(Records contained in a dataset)
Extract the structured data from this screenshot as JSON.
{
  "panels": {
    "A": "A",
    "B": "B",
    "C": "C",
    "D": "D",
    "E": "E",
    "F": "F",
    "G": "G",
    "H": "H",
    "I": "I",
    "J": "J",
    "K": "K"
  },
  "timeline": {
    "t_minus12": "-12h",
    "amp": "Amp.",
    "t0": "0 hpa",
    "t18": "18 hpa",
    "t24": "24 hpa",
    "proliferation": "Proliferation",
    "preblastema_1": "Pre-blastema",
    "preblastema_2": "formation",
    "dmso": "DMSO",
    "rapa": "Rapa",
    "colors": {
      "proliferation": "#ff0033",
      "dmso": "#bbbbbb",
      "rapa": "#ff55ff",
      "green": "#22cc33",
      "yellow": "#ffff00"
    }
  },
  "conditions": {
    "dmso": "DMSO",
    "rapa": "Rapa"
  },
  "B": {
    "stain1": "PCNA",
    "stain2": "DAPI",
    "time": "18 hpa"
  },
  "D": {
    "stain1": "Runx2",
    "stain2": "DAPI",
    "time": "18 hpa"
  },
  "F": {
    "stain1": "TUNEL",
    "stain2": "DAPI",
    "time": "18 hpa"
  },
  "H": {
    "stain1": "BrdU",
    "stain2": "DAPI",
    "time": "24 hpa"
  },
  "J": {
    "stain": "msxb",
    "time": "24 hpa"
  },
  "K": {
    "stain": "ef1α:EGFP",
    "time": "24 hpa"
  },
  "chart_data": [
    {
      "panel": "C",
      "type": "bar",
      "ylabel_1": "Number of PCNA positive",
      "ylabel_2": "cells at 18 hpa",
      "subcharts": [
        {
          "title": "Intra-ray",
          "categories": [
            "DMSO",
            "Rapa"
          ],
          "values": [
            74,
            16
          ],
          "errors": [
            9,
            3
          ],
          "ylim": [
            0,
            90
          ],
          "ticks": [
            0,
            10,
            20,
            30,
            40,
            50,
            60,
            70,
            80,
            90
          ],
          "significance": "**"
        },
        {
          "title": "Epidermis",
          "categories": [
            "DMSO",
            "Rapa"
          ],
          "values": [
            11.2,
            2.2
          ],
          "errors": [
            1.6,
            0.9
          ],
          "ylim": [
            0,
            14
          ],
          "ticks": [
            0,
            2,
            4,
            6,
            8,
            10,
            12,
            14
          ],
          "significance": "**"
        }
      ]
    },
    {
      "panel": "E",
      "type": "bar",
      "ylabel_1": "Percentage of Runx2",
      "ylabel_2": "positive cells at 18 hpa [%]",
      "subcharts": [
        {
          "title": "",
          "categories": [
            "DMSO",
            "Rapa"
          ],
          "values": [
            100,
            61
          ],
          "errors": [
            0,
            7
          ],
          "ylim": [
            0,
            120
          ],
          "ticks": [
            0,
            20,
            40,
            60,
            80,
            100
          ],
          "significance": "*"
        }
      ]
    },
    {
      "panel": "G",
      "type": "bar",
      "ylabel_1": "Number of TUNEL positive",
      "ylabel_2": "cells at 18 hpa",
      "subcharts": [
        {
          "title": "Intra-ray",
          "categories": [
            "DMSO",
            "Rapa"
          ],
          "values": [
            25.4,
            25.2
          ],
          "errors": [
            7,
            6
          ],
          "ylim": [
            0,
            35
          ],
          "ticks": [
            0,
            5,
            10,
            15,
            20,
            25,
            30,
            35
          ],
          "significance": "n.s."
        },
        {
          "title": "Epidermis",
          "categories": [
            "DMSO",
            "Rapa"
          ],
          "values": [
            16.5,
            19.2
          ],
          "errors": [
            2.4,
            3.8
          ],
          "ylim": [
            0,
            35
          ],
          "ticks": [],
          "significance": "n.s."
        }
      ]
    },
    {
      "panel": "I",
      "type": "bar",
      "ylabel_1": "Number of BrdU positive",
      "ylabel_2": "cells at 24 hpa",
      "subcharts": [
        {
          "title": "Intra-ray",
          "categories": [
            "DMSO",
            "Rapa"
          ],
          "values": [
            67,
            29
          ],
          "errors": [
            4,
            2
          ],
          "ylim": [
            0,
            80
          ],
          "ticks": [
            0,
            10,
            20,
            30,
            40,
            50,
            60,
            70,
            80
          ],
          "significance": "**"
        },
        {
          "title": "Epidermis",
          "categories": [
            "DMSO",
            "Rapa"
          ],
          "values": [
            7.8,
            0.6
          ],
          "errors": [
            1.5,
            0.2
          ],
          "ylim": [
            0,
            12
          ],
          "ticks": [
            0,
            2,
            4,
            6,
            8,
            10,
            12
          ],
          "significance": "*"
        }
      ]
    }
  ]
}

Work required
An exact copy of every record is needed; write it out in full.

Completed exercise
Extract the structured data from this screenshot as JSON.
{
  "panels": {
    "A": "A",
    "B": "B",
    "C": "C",
    "D": "D",
    "E": "E",
    "F": "F",
    "G": "G",
    "H": "H",
    "I": "I",
    "J": "J",
    "K": "K"
  },
  "timeline": {
    "t_minus12": "-12h",
    "amp": "Amp.",
    "t0": "0 hpa",
    "t18": "18 hpa",
    "t24": "24 hpa",
    "proliferation": "Proliferation",
    "preblastema_1": "Pre-blastema",
    "preblastema_2": "formation",
    "dmso": "DMSO",
    "rapa": "Rapa",
    "colors": {
      "proliferation": "#ff0033",
      "dmso": "#bbbbbb",
      "rapa": "#ff55ff",
      "green": "#22cc33",
      "yellow": "#ffff00"
    }
  },
  "conditions": {
    "dmso": "DMSO",
    "rapa": "Rapa"
  },
  "B": {
    "stain1": "PCNA",
    "stain2": "DAPI",
    "time": "18 hpa"
  },
  "D": {
    "stain1": "Runx2",
    "stain2": "DAPI",
    "time": "18 hpa"
  },
  "F": {
    "stain1": "TUNEL",
    "stain2": "DAPI",
    "time": "18 hpa"
  },
  "H": {
    "stain1": "BrdU",
    "stain2": "DAPI",
    "time": "24 hpa"
  },
  "J": {
    "stain": "msxb",
    "time": "24 hpa"
  },
  "K": {
    "stain": "ef1α:EGFP",
    "time": "24 hpa"
  },
  "chart_data": [
    {
      "panel": "C",
      "type": "bar",
      "ylabel_1": "Number of PCNA positive",
      "ylabel_2": "cells at 18 hpa",
      "subcharts": [
        {
          "title": "Intra-ray",
          "categories": [
            "DMSO",
            "Rapa"
          ],
          "values": [
            74,
            16
          ],
          "errors": [
            9,
            3
          ],
          "ylim": [
            0,
            90
          ],
          "ticks": [
            0,
            10,
            20,
            30,
            40,
            50,
            60,
            70,
            80,
            90
          ],
          "significance": "**"
        },
        {
          "title": "Epidermis",
          "categories": [
            "DMSO",
            "Rapa"
          ],
          "values": [
            11.2,
            2.2
          ],
          "errors": [
            1.6,
            0.9
          ],
          "ylim": [
            0,
            14
          ],
          "ticks": [
            0,
            2,
            4,
            6,
            8,
            10,
            12,
            14
          ],
          "significance": "**"
        }
      ]
    },
    {
      "panel": "E",
      "type": "bar",
      "ylabel_1": "Percentage of Runx2",
      "ylabel_2": "positive cells at 18 hpa [%]",
      "subcharts": [
        {
          "title": "",
          "categories": [
            "DMSO",
            "Rapa"
          ],
          "values": [
            100,
            61
          ],
          "errors": [
            0,
            7
          ],
          "ylim": [
            0,
            120
          ],
          "ticks": [
            0,
            20,
            40,
            60,
            80,
            100
          ],
          "significance": "*"
        }
      ]
    },
    {
      "panel": "G",
      "type": "bar",
      "ylabel_1": "Number of TUNEL positive",
      "ylabel_2": "cells at 18 hpa",
      "subcharts": [
        {
          "title": "Intra-ray",
          "categories": [
            "DMSO",
            "Rapa"
          ],
          "values": [
            25.4,
            25.2
          ],
          "errors": [
            7,
            6
          ],
          "ylim": [
            0,
            35
          ],
          "ticks": [
            0,
            5,
            10,
            15,
            20,
            25,
            30,
            35
          ],
          "significance": "n.s."
        },
        {
          "title": "Epidermis",
          "categories": [
            "DMSO",
            "Rapa"
          ],
          "values": [
            16.5,
            19.2
          ],
          "errors": [
            2.4,
            3.8
          ],
          "ylim": [
            0,
            35
          ],
          "ticks": [],
          "significance": "n.s."
        }
      ]
    },
    {
      "panel": "I",
      "type": "bar",
      "ylabel_1": "Number of BrdU positive",
      "ylabel_2": "cells at 24 hpa",
      "subcharts": [
        {
          "title": "Intra-ray",
          "categories": [
            "DMSO",
            "Rapa"
          ],
          "values": [
            67,
            29
          ],
          "errors": [
            4,
            2
          ],
          "ylim": [
            0,
            80
          ],
          "ticks": [
            0,
            10,
            20,
            30,
            40,
            50,
            60,
            70,
            80
          ],
          "significance": "**"
        },
        {
          "title": "Epidermis",
          "categories": [
            "DMSO",
            "Rapa"
          ],
          "values": [
            7.8,
            0.6
          ],
          "errors": [
            1.5,
            0.2
          ],
          "ylim": [
            0,
            12
          ],
          "ticks": [
            0,
            2,
            4,
            6,
            8,
            10,
            12
          ],
          "significance": "*"
        }
      ]
    }
  ]
}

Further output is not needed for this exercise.